• TASK INSTRUCTIONS: Restate all the material verbatim, except for the pictures.
******
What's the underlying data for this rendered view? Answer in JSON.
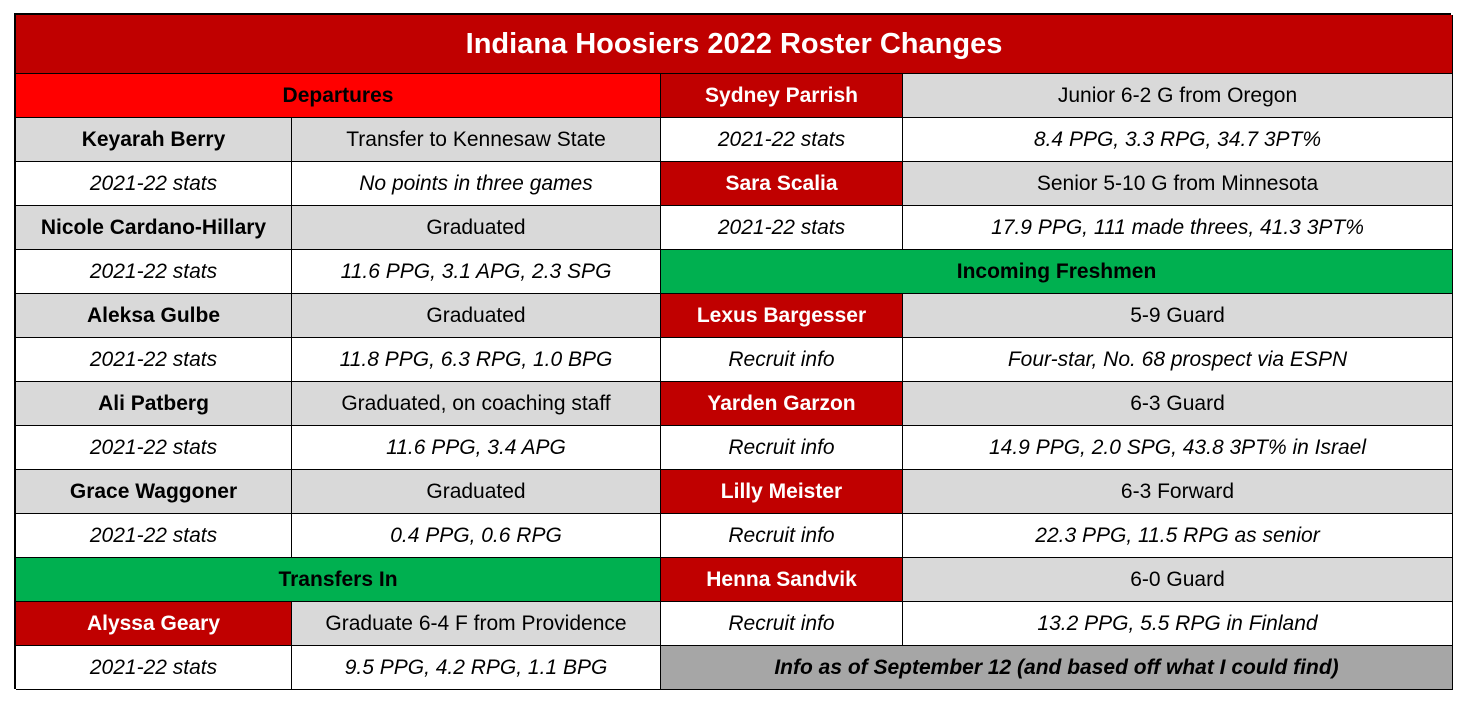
{
  "title": "Indiana Hoosiers 2022 Roster Changes",
  "departures": {
    "header": "Departures",
    "players": [
      {
        "name": "Keyarah Berry",
        "status": "Transfer to Kennesaw State",
        "stats_label": "2021-22 stats",
        "stats": "No points in three games"
      },
      {
        "name": "Nicole Cardano-Hillary",
        "status": "Graduated",
        "stats_label": "2021-22 stats",
        "stats": "11.6 PPG, 3.1 APG, 2.3 SPG"
      },
      {
        "name": "Aleksa Gulbe",
        "status": "Graduated",
        "stats_label": "2021-22 stats",
        "stats": "11.8 PPG, 6.3 RPG, 1.0 BPG"
      },
      {
        "name": "Ali Patberg",
        "status": "Graduated, on coaching staff",
        "stats_label": "2021-22 stats",
        "stats": "11.6 PPG, 3.4 APG"
      },
      {
        "name": "Grace Waggoner",
        "status": "Graduated",
        "stats_label": "2021-22 stats",
        "stats": "0.4 PPG, 0.6 RPG"
      }
    ]
  },
  "transfers_in": {
    "header": "Transfers In",
    "players": [
      {
        "name": "Alyssa Geary",
        "info": "Graduate 6-4 F from Providence",
        "stats_label": "2021-22 stats",
        "stats": "9.5 PPG, 4.2 RPG, 1.1 BPG"
      },
      {
        "name": "Sydney Parrish",
        "info": "Junior 6-2 G from Oregon",
        "stats_label": "2021-22 stats",
        "stats": "8.4 PPG,  3.3 RPG, 34.7 3PT%"
      },
      {
        "name": "Sara Scalia",
        "info": "Senior 5-10 G from Minnesota",
        "stats_label": "2021-22 stats",
        "stats": "17.9 PPG, 111 made threes, 41.3 3PT%"
      }
    ]
  },
  "freshmen": {
    "header": "Incoming Freshmen",
    "players": [
      {
        "name": "Lexus Bargesser",
        "info": "5-9 Guard",
        "stats_label": "Recruit info",
        "stats": "Four-star, No. 68 prospect via ESPN"
      },
      {
        "name": "Yarden Garzon",
        "info": "6-3 Guard",
        "stats_label": "Recruit info",
        "stats": "14.9 PPG, 2.0 SPG, 43.8 3PT% in Israel"
      },
      {
        "name": "Lilly Meister",
        "info": "6-3 Forward",
        "stats_label": "Recruit info",
        "stats": "22.3 PPG, 11.5 RPG as senior"
      },
      {
        "name": "Henna Sandvik",
        "info": "6-0 Guard",
        "stats_label": "Recruit info",
        "stats": "13.2 PPG, 5.5 RPG in Finland"
      }
    ]
  },
  "note": "Info as of September 12 (and based off what I could find)",
  "colors": {
    "title_bg": "#c00000",
    "departures_header_bg": "#ff0000",
    "green_header_bg": "#00b050",
    "name_bg": "#d9d9d9",
    "note_bg": "#a6a6a6"
  }
}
******
• ANSWER TO THE PROBLEM:
What's the underlying data for this rendered view? Answer in JSON.
{
  "title": "Indiana Hoosiers 2022 Roster Changes",
  "departures": {
    "header": "Departures",
    "players": [
      {
        "name": "Keyarah Berry",
        "status": "Transfer to Kennesaw State",
        "stats_label": "2021-22 stats",
        "stats": "No points in three games"
      },
      {
        "name": "Nicole Cardano-Hillary",
        "status": "Graduated",
        "stats_label": "2021-22 stats",
        "stats": "11.6 PPG, 3.1 APG, 2.3 SPG"
      },
      {
        "name": "Aleksa Gulbe",
        "status": "Graduated",
        "stats_label": "2021-22 stats",
        "stats": "11.8 PPG, 6.3 RPG, 1.0 BPG"
      },
      {
        "name": "Ali Patberg",
        "status": "Graduated, on coaching staff",
        "stats_label": "2021-22 stats",
        "stats": "11.6 PPG, 3.4 APG"
      },
      {
        "name": "Grace Waggoner",
        "status": "Graduated",
        "stats_label": "2021-22 stats",
        "stats": "0.4 PPG, 0.6 RPG"
      }
    ]
  },
  "transfers_in": {
    "header": "Transfers In",
    "players": [
      {
        "name": "Alyssa Geary",
        "info": "Graduate 6-4 F from Providence",
        "stats_label": "2021-22 stats",
        "stats": "9.5 PPG, 4.2 RPG, 1.1 BPG"
      },
      {
        "name": "Sydney Parrish",
        "info": "Junior 6-2 G from Oregon",
        "stats_label": "2021-22 stats",
        "stats": "8.4 PPG,  3.3 RPG, 34.7 3PT%"
      },
      {
        "name": "Sara Scalia",
        "info": "Senior 5-10 G from Minnesota",
        "stats_label": "2021-22 stats",
        "stats": "17.9 PPG, 111 made threes, 41.3 3PT%"
      }
    ]
  },
  "freshmen": {
    "header": "Incoming Freshmen",
    "players": [
      {
        "name": "Lexus Bargesser",
        "info": "5-9 Guard",
        "stats_label": "Recruit info",
        "stats": "Four-star, No. 68 prospect via ESPN"
      },
      {
        "name": "Yarden Garzon",
        "info": "6-3 Guard",
        "stats_label": "Recruit info",
        "stats": "14.9 PPG, 2.0 SPG, 43.8 3PT% in Israel"
      },
      {
        "name": "Lilly Meister",
        "info": "6-3 Forward",
        "stats_label": "Recruit info",
        "stats": "22.3 PPG, 11.5 RPG as senior"
      },
      {
        "name": "Henna Sandvik",
        "info": "6-0 Guard",
        "stats_label": "Recruit info",
        "stats": "13.2 PPG, 5.5 RPG in Finland"
      }
    ]
  },
  "note": "Info as of September 12 (and based off what I could find)",
  "colors": {
    "title_bg": "#c00000",
    "departures_header_bg": "#ff0000",
    "green_header_bg": "#00b050",
    "name_bg": "#d9d9d9",
    "note_bg": "#a6a6a6"
  }
}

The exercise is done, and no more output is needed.